## What needs to be done:
Read the listing below and copy out every line that holds "this".

-*-*-

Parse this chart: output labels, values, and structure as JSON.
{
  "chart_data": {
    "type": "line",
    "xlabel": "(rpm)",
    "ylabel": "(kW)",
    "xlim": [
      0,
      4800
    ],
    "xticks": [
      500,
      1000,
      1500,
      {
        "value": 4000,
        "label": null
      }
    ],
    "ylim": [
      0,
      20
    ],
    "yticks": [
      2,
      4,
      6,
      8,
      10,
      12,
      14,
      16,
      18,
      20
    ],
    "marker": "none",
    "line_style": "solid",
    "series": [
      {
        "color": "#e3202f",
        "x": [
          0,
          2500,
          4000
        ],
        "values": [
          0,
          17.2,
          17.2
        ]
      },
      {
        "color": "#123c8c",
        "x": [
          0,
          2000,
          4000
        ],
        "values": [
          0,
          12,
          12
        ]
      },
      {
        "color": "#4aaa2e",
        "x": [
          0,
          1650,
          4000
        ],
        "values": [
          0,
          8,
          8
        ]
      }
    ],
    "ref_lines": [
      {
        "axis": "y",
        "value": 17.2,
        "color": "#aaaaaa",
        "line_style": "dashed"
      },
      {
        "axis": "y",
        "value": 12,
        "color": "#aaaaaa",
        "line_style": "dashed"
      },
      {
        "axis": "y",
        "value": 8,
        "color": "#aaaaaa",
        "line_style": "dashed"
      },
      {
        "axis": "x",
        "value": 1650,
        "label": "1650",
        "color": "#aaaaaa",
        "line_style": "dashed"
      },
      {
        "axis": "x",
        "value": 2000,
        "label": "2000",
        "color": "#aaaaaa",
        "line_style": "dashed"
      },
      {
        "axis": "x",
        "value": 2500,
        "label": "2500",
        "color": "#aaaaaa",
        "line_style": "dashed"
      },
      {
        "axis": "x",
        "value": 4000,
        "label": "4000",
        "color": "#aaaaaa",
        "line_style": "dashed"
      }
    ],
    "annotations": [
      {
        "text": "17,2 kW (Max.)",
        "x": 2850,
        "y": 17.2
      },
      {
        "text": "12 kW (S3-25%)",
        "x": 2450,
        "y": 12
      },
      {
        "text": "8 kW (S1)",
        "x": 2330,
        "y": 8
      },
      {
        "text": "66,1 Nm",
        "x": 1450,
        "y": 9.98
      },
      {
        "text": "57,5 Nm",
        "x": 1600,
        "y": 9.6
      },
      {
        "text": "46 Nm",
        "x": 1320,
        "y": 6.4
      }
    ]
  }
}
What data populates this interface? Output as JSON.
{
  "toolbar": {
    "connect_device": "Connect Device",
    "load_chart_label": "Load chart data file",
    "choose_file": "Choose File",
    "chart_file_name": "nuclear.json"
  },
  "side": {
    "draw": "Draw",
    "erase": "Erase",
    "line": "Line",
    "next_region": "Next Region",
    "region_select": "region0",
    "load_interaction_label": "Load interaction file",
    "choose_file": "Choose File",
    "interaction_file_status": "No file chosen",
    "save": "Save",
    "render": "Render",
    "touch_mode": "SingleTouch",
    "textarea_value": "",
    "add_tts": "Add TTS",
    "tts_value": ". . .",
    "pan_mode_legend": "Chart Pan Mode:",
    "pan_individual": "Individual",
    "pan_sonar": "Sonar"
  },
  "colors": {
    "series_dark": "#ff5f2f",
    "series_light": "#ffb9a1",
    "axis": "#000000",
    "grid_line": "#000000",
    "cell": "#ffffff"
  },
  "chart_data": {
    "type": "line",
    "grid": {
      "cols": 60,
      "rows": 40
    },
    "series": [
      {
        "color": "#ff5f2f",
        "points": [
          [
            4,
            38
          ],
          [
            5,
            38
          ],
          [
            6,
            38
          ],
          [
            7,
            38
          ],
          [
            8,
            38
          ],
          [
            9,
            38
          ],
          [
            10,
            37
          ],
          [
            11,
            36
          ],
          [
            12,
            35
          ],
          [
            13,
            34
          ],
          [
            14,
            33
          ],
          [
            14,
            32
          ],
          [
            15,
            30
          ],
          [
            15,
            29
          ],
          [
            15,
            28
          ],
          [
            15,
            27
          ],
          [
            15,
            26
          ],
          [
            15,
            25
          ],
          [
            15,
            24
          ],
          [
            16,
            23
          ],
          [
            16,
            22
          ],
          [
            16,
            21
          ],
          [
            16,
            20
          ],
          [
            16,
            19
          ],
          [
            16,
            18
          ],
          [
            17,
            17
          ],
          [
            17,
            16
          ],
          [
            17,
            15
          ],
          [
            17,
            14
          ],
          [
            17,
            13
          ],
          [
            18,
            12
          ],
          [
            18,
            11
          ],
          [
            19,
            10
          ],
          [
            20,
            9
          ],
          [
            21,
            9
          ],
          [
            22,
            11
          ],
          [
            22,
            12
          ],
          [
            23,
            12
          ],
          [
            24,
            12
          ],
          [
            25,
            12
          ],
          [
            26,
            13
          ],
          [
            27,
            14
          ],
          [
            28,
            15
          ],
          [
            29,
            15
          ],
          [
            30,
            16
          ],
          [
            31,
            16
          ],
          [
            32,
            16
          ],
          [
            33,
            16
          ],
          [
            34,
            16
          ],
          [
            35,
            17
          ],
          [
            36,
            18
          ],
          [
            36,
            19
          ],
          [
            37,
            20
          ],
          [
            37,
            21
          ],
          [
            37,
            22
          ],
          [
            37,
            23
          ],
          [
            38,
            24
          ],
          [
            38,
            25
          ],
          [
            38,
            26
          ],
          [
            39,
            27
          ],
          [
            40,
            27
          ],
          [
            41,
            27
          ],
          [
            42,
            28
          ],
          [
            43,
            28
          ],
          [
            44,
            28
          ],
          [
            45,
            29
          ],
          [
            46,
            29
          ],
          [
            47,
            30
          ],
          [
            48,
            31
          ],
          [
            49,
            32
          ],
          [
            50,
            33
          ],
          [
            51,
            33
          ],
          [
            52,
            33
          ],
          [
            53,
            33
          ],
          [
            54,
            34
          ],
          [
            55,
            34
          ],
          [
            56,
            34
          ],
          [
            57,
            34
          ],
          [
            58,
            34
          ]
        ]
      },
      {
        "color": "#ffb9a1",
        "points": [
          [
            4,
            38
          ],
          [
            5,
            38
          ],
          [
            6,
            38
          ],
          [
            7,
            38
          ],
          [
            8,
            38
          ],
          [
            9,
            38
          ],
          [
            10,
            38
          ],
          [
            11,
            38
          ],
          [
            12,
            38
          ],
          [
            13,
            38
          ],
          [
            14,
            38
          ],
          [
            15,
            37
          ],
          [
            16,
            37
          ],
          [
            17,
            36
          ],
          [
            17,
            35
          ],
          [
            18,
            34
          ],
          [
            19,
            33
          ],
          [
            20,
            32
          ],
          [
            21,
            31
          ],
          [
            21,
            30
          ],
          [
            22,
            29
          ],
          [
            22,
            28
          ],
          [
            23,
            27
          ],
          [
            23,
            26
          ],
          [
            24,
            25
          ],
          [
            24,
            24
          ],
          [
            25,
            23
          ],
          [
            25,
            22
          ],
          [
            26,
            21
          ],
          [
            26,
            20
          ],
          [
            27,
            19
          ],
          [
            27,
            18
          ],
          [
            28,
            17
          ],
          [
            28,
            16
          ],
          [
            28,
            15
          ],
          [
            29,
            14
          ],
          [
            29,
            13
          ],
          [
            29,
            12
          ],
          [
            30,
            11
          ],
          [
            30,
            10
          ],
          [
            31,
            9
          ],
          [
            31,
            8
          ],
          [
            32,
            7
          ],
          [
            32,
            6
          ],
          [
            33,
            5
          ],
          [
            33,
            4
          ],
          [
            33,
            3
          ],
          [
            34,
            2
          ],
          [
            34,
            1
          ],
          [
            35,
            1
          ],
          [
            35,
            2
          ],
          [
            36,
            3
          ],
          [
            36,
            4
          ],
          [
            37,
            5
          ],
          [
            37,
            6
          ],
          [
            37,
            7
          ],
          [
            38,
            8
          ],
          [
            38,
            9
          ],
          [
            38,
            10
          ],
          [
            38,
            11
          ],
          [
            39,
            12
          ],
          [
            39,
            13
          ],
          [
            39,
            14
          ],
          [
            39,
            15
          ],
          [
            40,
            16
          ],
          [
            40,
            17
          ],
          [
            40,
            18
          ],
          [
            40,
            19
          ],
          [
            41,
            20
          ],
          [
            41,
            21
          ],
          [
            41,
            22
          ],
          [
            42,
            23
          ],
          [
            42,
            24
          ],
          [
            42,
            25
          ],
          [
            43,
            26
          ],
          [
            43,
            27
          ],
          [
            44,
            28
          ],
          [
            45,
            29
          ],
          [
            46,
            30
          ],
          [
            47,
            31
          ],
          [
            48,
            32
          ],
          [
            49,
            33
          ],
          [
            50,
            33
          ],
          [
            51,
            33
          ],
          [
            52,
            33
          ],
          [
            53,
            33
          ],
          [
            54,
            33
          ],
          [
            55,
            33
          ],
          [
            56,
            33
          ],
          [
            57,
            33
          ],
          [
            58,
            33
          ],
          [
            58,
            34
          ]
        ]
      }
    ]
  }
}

-*-*-

## Solution:
Parse this chart: output labels, values, and structure as JSON.
What data populates this interface? Output as JSON.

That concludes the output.